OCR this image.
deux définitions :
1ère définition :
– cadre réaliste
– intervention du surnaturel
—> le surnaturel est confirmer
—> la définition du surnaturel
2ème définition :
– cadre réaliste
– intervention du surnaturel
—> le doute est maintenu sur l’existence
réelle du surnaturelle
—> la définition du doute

= = =

### PROBLEM TO WORK ON
Please quote every record above exactly as it appears.

### COMPLETE RESPONSE
OCR this image.
deux définitions :
1ère définition :
– cadre réaliste
– intervention du surnaturel
—> le surnaturel est confirmer
—> la définition du surnaturel
2ème définition :
– cadre réaliste
– intervention du surnaturel
—> le doute est maintenu sur l’existence
réelle du surnaturelle
—> la définition du doute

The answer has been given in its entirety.